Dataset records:
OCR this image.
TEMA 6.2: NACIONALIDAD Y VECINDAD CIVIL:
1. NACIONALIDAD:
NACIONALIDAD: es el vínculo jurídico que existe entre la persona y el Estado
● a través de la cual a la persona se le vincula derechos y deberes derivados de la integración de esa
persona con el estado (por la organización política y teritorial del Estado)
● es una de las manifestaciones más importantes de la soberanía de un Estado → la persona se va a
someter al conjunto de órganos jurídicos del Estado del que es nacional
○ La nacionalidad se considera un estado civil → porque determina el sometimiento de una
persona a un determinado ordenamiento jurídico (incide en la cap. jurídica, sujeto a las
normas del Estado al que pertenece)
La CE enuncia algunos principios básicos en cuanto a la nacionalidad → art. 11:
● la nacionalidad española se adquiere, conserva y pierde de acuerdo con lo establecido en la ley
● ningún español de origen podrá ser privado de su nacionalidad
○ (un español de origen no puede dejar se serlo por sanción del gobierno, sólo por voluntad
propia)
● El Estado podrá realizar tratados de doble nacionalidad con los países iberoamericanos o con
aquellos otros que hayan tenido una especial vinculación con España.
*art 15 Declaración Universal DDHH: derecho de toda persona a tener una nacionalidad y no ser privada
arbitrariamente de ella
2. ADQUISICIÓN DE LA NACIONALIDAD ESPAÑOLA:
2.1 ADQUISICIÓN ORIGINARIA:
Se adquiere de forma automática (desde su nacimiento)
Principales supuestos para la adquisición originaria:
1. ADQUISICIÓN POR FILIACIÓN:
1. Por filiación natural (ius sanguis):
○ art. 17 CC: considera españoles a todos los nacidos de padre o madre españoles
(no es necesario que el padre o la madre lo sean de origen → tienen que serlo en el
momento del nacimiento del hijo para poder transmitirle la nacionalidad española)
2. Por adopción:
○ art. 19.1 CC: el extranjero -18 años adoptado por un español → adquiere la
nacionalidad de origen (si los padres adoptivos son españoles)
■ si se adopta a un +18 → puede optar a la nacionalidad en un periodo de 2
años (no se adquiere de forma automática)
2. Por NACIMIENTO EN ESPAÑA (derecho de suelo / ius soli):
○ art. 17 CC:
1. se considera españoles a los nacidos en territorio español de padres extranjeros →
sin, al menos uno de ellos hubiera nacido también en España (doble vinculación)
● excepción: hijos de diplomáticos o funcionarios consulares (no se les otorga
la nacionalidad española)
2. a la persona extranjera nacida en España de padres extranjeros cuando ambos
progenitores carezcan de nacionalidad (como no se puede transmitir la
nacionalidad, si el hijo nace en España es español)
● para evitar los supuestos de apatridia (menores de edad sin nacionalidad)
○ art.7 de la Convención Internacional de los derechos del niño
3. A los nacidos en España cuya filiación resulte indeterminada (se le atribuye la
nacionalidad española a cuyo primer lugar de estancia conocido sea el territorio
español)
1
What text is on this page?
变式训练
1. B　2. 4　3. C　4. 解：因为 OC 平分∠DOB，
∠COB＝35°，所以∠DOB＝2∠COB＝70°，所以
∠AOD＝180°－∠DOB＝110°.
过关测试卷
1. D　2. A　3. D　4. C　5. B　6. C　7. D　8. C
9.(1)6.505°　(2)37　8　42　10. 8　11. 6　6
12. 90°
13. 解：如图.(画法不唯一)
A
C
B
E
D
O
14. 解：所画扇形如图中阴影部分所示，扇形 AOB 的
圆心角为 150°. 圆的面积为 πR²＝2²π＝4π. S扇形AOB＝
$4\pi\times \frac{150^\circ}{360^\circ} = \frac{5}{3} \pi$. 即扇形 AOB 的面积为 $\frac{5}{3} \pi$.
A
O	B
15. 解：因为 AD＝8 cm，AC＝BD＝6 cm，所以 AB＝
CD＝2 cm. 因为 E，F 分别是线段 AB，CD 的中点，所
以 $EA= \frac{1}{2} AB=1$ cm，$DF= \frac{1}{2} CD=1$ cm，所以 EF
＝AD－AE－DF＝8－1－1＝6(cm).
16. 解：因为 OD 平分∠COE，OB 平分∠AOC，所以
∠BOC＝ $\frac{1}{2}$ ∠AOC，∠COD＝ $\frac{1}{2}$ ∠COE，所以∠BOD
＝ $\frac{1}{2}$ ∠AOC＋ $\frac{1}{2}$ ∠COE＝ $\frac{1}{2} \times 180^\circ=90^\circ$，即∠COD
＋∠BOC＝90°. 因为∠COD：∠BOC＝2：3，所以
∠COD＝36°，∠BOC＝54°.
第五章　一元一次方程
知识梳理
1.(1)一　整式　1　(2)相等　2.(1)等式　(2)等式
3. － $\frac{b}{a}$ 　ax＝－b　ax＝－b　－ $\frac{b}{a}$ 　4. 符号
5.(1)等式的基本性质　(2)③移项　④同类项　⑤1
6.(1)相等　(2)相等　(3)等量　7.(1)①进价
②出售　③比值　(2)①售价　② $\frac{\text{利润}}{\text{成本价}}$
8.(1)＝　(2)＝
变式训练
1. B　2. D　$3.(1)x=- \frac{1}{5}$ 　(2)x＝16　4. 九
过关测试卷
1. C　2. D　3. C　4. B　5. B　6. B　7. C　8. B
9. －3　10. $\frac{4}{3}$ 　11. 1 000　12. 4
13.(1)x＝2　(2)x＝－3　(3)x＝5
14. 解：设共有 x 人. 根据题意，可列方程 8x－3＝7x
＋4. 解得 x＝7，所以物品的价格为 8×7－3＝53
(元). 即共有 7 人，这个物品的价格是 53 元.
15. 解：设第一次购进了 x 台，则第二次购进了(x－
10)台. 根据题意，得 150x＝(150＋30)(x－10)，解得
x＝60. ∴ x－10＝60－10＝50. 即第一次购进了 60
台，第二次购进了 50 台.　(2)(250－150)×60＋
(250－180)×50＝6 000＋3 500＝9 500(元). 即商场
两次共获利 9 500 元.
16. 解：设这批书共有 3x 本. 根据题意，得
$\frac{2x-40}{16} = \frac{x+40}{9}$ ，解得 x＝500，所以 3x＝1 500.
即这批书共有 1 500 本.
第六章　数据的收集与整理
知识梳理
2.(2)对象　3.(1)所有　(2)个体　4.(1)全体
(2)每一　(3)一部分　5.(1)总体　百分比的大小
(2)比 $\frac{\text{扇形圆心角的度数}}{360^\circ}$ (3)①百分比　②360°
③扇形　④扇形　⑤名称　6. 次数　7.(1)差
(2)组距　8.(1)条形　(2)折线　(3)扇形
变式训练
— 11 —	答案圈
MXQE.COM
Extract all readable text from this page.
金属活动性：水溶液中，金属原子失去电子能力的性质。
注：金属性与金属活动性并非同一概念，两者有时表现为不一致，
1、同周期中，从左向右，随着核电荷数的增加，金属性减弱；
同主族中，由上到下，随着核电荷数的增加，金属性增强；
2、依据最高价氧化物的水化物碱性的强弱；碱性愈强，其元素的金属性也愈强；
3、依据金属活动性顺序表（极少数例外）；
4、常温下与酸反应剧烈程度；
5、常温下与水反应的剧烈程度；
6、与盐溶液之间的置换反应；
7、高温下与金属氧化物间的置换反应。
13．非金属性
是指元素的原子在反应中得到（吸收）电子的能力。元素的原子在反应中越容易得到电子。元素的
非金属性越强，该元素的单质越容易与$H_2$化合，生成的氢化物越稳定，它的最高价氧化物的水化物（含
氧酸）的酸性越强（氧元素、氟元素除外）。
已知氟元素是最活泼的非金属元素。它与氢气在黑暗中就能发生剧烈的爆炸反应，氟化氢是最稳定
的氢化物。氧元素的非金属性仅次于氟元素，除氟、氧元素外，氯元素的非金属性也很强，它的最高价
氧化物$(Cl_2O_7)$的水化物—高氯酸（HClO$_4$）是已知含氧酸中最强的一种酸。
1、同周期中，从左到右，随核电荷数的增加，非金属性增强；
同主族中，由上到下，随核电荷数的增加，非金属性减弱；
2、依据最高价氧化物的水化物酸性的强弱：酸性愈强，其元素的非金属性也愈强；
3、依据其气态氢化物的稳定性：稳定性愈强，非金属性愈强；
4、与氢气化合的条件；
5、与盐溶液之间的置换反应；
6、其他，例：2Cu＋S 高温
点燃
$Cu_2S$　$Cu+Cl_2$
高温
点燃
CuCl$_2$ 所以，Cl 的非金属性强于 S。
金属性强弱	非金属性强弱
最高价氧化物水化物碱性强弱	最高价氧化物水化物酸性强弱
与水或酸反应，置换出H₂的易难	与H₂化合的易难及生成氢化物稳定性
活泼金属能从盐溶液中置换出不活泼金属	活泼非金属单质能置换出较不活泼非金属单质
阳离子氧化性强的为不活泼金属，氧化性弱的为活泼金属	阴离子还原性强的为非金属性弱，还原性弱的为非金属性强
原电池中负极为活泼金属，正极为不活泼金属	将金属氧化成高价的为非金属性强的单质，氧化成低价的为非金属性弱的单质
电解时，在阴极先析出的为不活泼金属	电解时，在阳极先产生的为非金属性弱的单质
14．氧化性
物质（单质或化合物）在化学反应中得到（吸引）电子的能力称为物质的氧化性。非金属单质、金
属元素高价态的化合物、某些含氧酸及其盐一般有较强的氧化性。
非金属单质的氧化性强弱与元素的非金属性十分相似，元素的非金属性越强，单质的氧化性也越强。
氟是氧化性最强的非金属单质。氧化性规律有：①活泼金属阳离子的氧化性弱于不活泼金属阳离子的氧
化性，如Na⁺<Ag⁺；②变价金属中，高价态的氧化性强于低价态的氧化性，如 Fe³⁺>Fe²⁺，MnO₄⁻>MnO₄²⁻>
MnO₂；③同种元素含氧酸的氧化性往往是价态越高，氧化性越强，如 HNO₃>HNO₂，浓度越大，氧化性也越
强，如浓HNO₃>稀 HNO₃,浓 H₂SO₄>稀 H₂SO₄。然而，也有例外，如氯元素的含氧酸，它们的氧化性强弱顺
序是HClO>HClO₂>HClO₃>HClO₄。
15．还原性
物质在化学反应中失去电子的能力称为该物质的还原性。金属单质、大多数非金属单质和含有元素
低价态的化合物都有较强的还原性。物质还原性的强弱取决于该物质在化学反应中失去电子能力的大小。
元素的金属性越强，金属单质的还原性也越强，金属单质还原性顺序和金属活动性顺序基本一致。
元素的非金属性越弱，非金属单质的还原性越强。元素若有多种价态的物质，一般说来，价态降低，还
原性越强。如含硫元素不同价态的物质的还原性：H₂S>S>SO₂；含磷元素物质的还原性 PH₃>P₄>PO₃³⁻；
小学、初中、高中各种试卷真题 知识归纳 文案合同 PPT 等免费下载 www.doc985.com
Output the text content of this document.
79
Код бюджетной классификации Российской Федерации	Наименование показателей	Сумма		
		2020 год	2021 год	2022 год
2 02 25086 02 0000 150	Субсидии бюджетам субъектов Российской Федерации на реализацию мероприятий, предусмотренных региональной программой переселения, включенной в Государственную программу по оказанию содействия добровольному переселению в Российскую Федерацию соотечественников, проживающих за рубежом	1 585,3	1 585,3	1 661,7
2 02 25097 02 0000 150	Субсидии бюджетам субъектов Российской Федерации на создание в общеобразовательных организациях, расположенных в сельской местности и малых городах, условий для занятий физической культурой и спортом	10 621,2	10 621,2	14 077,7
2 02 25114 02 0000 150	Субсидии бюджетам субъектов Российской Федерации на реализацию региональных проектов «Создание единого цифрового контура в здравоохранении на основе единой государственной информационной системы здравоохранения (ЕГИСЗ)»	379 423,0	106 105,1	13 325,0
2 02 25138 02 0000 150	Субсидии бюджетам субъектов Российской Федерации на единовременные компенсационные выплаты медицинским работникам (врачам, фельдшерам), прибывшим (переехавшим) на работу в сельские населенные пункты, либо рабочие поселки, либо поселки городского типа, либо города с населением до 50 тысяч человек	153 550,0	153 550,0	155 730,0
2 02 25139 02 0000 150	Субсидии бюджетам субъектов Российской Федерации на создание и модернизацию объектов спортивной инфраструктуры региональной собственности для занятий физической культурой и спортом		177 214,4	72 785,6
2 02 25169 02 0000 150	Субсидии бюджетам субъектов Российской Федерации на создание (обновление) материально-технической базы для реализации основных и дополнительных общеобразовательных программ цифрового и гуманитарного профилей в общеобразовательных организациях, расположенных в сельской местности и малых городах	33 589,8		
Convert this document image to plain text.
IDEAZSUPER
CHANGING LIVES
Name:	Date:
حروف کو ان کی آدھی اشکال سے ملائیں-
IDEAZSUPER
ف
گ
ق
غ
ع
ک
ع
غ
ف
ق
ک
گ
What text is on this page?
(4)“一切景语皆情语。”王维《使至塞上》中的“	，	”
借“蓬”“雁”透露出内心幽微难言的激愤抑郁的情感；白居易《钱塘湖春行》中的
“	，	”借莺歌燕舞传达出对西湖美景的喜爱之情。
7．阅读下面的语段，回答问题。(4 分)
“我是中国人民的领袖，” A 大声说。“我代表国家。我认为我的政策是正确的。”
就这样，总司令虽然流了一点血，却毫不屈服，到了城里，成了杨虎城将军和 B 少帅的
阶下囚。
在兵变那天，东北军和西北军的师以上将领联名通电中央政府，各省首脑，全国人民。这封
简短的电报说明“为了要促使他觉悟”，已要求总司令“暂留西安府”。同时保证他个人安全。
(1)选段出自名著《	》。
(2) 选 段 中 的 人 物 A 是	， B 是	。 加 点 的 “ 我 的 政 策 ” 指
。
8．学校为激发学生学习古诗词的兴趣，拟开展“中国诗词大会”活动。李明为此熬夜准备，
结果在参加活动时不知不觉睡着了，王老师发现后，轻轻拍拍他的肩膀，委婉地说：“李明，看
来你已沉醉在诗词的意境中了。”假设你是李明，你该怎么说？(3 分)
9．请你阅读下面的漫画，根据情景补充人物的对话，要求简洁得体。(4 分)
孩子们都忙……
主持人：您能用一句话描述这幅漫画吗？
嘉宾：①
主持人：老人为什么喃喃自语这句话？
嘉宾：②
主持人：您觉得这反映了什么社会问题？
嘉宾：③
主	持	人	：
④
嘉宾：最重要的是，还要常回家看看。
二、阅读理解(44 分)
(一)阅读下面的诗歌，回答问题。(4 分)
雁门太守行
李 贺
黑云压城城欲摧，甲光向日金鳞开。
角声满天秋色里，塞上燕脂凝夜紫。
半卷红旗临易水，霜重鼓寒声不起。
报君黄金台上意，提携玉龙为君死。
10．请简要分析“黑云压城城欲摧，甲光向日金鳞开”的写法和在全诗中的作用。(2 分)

TASK DETAILS:
Count how many lines of the material hold the string "физической". Give the number and nothing more.

WRITTEN RESPONSE:
2